J. Skarżyński, Biegiem przez życie, wydanie III, Szczecin 2010. Uzupełnienie recenzji.
W 2010 roku na XI Biegu Sapiehów w Kodniu wylosowałem dwie książki Jerzego Skarżyńskiego. Wśród nich było nowe, trzecie już wydanie „Biegiem przez życie” (Szczecin 2010). Książkę przeczytałem ponownie chcąc powtórzyć i utrwalić wiedzę teoretyczną. Byłem ponadto ciekaw jakie zmiany zaszły w nowym wydaniu w porównaniu do poprzedniego. Poniżej kilka spostrzeżeń na ten temat.
Egzemplarz który dostałem ma oprawę miękką i na pierwszy rzut oka widać zmiany w stronie graficznej książki; inna jest zarówno okładka jak i wystrój graficzny na stronach wewnętrznych. Część zdjęć jest kolorowa a część czarno-biała. Przy rysunkach obrazujących np. jakieś ćwiczenie wykorzystane są komputerowe szkice postaci. Zarówno tabele jaki i wykresy oraz zdjęcia są czytelne i nie budzą zastrzeżeń.

▸ Wiersze
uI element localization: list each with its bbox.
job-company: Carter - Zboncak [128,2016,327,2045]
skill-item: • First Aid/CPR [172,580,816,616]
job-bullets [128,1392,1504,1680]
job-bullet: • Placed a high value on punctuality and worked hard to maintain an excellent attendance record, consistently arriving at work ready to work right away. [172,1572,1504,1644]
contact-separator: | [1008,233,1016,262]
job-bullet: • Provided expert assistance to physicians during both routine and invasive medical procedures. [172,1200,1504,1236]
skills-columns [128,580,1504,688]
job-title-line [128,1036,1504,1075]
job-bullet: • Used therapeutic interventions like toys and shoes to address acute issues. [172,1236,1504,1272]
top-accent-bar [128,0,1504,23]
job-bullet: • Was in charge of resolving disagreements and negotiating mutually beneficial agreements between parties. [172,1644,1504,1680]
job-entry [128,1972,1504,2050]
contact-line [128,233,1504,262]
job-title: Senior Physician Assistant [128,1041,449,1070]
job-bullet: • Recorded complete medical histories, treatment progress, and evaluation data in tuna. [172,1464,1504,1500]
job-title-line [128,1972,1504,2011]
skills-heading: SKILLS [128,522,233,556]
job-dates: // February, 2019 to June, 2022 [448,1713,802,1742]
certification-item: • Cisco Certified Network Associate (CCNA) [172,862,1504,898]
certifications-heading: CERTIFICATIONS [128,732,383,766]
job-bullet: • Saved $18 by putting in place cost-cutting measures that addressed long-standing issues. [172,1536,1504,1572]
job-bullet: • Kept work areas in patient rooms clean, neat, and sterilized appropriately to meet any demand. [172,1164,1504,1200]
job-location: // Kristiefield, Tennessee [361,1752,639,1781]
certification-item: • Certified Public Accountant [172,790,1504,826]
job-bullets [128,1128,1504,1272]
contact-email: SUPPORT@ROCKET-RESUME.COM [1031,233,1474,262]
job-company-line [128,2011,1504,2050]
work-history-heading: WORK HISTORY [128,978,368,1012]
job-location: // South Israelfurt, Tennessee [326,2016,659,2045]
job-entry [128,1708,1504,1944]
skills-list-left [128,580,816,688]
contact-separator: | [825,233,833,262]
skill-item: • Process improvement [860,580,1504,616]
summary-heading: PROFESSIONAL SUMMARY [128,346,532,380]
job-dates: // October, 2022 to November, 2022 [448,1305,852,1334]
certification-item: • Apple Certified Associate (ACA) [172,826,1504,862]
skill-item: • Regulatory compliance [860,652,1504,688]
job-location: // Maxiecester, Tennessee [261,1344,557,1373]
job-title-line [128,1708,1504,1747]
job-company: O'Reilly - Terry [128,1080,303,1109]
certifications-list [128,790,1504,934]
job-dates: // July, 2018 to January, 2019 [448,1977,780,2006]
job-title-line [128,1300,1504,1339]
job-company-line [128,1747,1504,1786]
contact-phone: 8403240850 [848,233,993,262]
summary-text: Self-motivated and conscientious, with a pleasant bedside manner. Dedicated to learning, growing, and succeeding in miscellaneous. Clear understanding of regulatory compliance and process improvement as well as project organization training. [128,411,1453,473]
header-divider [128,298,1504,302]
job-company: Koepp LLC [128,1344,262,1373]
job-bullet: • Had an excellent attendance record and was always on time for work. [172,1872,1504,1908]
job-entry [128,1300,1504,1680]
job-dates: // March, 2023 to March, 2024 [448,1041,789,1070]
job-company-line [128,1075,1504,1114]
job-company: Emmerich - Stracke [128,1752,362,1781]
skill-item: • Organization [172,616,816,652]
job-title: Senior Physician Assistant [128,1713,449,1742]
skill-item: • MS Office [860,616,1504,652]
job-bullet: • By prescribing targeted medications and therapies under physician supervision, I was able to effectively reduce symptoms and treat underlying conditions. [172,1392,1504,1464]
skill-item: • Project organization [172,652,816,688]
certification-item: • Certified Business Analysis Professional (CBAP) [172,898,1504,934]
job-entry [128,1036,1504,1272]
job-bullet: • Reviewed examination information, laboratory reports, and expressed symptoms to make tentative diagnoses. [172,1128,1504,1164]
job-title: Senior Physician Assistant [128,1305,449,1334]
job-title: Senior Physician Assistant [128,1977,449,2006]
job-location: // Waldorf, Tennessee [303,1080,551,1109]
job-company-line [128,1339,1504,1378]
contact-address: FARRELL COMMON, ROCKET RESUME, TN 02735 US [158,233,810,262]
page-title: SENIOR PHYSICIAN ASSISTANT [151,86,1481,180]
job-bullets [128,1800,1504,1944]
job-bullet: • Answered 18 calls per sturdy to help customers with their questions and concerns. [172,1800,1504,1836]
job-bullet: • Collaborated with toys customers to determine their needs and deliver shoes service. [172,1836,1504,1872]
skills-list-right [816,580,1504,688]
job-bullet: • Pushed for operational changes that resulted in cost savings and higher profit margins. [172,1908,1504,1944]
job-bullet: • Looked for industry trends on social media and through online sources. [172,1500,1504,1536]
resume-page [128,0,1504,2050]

--

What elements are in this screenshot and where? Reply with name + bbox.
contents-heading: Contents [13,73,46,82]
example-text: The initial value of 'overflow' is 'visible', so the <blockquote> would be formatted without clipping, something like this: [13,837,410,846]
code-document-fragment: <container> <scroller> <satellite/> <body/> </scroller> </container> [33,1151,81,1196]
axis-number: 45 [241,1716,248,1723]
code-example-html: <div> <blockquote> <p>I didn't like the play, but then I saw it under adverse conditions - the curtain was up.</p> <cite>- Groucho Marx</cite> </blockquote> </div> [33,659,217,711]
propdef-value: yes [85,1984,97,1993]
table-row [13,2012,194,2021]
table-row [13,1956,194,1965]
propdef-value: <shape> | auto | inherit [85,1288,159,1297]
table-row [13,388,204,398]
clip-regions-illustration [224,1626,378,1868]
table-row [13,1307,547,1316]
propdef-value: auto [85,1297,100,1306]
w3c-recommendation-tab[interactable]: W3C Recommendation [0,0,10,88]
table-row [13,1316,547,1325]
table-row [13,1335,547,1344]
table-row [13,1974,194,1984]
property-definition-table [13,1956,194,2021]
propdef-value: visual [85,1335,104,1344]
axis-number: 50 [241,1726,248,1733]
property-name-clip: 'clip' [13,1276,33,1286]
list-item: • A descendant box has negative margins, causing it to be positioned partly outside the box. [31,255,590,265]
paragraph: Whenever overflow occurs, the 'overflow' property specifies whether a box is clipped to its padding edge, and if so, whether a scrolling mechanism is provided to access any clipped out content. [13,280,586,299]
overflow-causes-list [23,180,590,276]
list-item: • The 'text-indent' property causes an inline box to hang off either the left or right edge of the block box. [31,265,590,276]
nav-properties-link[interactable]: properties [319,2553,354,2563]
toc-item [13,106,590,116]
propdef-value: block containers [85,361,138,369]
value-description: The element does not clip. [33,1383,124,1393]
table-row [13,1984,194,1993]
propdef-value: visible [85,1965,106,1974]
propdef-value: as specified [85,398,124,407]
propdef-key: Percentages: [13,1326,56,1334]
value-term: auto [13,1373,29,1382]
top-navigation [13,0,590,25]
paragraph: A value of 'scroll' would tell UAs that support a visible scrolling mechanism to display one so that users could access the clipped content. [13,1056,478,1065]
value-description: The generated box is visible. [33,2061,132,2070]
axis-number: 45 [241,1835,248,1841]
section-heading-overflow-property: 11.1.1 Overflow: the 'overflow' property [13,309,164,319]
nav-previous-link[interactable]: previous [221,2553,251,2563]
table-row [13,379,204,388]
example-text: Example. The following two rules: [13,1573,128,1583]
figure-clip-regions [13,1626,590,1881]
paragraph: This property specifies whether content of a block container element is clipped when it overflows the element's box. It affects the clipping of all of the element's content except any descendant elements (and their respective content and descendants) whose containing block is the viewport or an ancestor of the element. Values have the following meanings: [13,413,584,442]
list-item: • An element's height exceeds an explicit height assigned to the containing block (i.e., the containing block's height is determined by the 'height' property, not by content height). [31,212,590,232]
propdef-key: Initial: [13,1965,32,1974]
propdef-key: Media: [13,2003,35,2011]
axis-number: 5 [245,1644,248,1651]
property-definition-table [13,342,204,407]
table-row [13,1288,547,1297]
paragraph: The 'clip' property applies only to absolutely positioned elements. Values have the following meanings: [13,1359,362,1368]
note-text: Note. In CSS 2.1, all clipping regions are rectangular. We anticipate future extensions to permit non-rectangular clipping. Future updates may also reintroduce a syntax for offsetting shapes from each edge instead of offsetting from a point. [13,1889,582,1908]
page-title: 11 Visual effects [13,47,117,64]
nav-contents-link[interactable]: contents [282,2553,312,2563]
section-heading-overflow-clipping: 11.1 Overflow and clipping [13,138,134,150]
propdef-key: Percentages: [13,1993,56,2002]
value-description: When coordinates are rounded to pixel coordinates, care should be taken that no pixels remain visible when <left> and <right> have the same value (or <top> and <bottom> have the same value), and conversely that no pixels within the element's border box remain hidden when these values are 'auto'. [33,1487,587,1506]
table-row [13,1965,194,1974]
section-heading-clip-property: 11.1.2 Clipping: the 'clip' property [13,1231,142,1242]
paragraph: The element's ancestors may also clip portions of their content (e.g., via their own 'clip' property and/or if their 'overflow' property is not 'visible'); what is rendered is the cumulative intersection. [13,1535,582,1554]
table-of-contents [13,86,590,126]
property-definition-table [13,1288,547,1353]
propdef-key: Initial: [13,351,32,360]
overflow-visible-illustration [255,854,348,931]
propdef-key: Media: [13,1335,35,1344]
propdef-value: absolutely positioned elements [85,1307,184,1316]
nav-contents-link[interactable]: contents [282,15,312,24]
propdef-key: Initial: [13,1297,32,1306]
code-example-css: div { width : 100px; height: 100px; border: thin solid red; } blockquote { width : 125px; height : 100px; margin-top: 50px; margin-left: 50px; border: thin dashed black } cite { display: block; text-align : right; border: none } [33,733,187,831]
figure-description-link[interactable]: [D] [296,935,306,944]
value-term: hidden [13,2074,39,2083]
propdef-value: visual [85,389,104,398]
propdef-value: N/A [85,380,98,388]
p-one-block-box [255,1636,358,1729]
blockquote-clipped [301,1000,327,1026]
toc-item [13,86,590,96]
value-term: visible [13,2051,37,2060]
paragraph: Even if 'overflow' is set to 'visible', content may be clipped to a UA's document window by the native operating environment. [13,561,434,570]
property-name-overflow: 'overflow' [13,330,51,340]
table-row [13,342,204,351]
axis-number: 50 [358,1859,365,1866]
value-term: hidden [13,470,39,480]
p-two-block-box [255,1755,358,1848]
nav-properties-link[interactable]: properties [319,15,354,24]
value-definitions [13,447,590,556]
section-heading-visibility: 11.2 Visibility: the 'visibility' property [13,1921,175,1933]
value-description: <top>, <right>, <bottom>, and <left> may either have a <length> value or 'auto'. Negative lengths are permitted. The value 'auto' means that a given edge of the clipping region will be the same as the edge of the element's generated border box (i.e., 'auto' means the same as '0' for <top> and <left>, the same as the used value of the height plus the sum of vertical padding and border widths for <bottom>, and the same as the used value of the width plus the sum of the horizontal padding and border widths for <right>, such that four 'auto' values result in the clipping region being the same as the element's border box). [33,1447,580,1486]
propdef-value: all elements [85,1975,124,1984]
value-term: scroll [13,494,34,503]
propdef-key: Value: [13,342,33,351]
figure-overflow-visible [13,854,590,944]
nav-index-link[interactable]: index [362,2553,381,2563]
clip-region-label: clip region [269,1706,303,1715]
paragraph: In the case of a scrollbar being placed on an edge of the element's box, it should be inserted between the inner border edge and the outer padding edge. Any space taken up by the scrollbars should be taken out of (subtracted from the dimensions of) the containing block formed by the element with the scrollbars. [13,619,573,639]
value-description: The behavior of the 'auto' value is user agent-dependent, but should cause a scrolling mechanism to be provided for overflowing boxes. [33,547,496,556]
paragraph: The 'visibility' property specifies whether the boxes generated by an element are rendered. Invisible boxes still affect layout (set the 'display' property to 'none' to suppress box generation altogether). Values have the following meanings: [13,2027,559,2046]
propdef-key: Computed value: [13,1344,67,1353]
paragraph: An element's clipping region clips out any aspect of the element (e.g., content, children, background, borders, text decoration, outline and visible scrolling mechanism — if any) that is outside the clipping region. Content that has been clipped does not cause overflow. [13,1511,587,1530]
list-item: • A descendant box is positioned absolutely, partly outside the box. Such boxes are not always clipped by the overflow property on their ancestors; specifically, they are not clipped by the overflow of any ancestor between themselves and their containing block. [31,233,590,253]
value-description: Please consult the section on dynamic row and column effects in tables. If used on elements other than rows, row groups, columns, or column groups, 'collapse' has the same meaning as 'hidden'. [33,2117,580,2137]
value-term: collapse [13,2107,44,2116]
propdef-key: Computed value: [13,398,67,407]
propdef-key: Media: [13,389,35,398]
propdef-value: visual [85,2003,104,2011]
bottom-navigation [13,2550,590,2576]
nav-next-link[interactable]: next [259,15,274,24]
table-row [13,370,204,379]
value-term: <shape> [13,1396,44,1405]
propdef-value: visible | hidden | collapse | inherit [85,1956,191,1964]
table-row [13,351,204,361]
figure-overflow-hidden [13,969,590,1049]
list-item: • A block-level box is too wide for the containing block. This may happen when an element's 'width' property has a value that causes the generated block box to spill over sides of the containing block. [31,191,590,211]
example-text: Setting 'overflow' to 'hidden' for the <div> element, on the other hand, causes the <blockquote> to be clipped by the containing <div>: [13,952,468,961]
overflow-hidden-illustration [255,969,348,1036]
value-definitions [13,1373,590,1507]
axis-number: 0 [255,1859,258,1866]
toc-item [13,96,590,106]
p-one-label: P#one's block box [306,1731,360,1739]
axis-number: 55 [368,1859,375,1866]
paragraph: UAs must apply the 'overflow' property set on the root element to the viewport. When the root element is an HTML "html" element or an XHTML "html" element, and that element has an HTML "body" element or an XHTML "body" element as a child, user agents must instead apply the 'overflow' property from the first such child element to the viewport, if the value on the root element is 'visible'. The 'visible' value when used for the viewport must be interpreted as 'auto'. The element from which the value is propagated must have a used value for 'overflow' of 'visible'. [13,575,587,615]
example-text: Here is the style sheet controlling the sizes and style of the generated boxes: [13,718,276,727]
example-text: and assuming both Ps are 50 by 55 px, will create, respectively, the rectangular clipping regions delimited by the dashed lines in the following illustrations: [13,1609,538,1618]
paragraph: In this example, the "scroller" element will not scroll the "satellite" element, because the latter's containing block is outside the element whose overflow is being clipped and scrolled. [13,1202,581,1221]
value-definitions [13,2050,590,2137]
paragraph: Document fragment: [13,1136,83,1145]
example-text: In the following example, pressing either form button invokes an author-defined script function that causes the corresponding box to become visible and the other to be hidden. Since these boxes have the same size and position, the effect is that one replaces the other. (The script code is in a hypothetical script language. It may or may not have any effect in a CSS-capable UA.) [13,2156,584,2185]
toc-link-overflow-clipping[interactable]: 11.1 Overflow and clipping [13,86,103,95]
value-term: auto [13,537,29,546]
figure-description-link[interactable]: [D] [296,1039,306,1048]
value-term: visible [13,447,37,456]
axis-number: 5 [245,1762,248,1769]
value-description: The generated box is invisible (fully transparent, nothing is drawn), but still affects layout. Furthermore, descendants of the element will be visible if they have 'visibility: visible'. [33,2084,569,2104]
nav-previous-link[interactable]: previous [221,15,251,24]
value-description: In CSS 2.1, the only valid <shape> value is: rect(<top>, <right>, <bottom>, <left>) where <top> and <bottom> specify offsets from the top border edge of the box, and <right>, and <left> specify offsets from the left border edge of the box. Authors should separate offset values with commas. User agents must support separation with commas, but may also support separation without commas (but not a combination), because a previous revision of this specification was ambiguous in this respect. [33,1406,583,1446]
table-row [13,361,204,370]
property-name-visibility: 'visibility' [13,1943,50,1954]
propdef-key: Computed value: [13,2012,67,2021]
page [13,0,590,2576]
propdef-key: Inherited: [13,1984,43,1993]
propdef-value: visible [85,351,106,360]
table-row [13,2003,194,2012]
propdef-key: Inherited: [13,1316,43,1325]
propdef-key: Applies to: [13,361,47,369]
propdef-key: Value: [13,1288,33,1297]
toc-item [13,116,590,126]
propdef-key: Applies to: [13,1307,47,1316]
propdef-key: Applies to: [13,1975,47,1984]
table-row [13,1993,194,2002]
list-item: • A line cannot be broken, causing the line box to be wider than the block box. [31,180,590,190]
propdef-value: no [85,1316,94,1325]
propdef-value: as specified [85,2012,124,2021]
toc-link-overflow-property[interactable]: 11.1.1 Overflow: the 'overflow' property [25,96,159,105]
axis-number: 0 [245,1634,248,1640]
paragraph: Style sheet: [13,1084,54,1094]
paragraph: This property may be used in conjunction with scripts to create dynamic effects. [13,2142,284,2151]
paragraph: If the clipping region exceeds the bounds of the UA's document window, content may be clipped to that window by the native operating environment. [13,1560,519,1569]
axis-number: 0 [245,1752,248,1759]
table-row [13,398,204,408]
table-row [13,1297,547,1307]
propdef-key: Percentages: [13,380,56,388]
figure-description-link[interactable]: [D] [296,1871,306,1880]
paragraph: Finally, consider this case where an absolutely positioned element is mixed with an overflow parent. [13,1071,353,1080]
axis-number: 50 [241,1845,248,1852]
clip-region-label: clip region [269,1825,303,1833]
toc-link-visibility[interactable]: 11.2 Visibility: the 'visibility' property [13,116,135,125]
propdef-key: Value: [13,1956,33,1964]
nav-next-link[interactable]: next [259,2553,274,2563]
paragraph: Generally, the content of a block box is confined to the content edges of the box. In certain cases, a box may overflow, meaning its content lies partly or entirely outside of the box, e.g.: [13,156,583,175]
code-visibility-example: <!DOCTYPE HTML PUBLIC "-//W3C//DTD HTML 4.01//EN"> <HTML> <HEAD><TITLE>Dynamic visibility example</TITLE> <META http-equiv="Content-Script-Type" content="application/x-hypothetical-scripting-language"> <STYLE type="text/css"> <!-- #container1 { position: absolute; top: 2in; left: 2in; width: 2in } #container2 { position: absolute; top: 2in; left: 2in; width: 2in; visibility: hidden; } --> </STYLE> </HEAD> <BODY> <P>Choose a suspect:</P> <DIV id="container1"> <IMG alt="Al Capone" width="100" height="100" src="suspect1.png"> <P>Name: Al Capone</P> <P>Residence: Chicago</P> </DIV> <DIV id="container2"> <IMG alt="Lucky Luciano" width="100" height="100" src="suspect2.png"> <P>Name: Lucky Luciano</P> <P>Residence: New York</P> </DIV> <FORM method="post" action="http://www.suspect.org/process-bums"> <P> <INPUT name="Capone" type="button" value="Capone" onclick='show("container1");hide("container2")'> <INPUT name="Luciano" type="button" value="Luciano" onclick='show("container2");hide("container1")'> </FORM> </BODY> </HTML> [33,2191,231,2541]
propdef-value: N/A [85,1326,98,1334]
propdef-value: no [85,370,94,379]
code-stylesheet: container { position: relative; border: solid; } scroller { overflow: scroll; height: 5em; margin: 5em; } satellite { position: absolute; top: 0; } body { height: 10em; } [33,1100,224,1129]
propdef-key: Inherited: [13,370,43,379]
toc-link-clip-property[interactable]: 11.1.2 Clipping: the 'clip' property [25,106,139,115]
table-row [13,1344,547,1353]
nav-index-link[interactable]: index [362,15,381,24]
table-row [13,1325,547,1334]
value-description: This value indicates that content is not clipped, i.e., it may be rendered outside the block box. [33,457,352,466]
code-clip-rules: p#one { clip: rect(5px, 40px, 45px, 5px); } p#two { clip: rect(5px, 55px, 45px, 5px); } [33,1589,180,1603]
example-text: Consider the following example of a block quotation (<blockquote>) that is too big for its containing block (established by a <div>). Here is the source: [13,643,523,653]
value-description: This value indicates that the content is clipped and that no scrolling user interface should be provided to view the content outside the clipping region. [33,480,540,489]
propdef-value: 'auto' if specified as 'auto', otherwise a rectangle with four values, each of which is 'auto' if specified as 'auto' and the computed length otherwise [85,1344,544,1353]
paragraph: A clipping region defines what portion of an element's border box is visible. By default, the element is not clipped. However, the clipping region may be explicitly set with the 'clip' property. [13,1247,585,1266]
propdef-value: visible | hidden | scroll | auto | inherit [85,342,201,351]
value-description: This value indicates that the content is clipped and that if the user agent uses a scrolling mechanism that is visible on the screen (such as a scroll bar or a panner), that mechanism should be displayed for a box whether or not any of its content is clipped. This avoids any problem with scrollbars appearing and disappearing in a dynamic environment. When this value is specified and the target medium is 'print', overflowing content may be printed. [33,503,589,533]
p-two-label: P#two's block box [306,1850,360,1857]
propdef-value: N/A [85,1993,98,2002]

▸ Polecenie
Proszę przepisać fragment recenzji, zaczynając od „Egzemplarz który dostałem” i kończąc na „nie budzą zastrzeżeń.”, z tą zmianą, że zamiast „miękką” ma stać „twardą”.

▸ Rozwiązanie zadania
Egzemplarz który dostałem ma oprawę twardą i na pierwszy rzut oka widać zmiany w stronie graficznej książki; inna jest zarówno okładka jak i wystrój graficzny na stronach wewnętrznych. Część zdjęć jest kolorowa a część czarno-biała. Przy rysunkach obrazujących np. jakieś ćwiczenie wykorzystane są komputerowe szkice postaci. Zarówno tabele jaki i wykresy oraz zdjęcia są czytelne i nie budzą zastrzeżeń.